• _What you have to do_
Reproduce all the entries precisely.

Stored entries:
* * *

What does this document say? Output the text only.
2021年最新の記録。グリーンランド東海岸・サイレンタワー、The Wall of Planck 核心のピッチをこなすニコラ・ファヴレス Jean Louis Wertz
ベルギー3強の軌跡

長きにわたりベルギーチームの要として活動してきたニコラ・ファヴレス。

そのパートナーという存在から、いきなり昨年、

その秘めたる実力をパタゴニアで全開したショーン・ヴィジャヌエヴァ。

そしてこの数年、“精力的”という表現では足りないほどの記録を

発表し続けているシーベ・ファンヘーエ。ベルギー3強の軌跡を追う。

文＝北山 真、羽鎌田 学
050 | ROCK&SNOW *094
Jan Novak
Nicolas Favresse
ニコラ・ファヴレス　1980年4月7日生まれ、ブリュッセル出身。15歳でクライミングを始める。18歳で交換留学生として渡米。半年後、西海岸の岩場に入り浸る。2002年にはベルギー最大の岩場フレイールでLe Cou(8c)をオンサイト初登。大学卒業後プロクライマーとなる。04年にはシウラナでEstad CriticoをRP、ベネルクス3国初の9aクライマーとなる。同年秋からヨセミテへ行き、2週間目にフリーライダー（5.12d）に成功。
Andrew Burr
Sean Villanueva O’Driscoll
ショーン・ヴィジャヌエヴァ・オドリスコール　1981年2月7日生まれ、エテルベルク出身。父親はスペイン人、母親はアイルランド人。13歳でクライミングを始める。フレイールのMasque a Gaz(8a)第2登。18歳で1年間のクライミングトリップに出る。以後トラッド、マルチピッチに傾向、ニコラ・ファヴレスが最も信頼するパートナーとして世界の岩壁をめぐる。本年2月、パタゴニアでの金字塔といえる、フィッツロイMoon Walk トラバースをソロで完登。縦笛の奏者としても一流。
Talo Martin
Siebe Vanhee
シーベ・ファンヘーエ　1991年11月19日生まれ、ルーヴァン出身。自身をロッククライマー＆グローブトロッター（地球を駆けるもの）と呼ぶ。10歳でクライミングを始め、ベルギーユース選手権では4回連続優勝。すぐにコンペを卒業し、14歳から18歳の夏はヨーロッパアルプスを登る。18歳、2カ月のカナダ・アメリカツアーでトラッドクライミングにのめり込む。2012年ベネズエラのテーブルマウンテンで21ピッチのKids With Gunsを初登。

* * *

• _Reply to the task_
What does this document say? Output the text only.
2021年最新の記録。グリーンランド東海岸・サイレンタワー、The Wall of Planck 核心のピッチをこなすニコラ・ファヴレス Jean Louis Wertz
ベルギー3強の軌跡

長きにわたりベルギーチームの要として活動してきたニコラ・ファヴレス。

そのパートナーという存在から、いきなり昨年、

その秘めたる実力をパタゴニアで全開したショーン・ヴィジャヌエヴァ。

そしてこの数年、“精力的”という表現では足りないほどの記録を

発表し続けているシーベ・ファンヘーエ。ベルギー3強の軌跡を追う。

文＝北山 真、羽鎌田 学
050 | ROCK&SNOW *094
Jan Novak
Nicolas Favresse
ニコラ・ファヴレス　1980年4月7日生まれ、ブリュッセル出身。15歳でクライミングを始める。18歳で交換留学生として渡米。半年後、西海岸の岩場に入り浸る。2002年にはベルギー最大の岩場フレイールでLe Cou(8c)をオンサイト初登。大学卒業後プロクライマーとなる。04年にはシウラナでEstad CriticoをRP、ベネルクス3国初の9aクライマーとなる。同年秋からヨセミテへ行き、2週間目にフリーライダー（5.12d）に成功。
Andrew Burr
Sean Villanueva O’Driscoll
ショーン・ヴィジャヌエヴァ・オドリスコール　1981年2月7日生まれ、エテルベルク出身。父親はスペイン人、母親はアイルランド人。13歳でクライミングを始める。フレイールのMasque a Gaz(8a)第2登。18歳で1年間のクライミングトリップに出る。以後トラッド、マルチピッチに傾向、ニコラ・ファヴレスが最も信頼するパートナーとして世界の岩壁をめぐる。本年2月、パタゴニアでの金字塔といえる、フィッツロイMoon Walk トラバースをソロで完登。縦笛の奏者としても一流。
Talo Martin
Siebe Vanhee
シーベ・ファンヘーエ　1991年11月19日生まれ、ルーヴァン出身。自身をロッククライマー＆グローブトロッター（地球を駆けるもの）と呼ぶ。10歳でクライミングを始め、ベルギーユース選手権では4回連続優勝。すぐにコンペを卒業し、14歳から18歳の夏はヨーロッパアルプスを登る。18歳、2カ月のカナダ・アメリカツアーでトラッドクライミングにのめり込む。2012年ベネズエラのテーブルマウンテンで21ピッチのKids With Gunsを初登。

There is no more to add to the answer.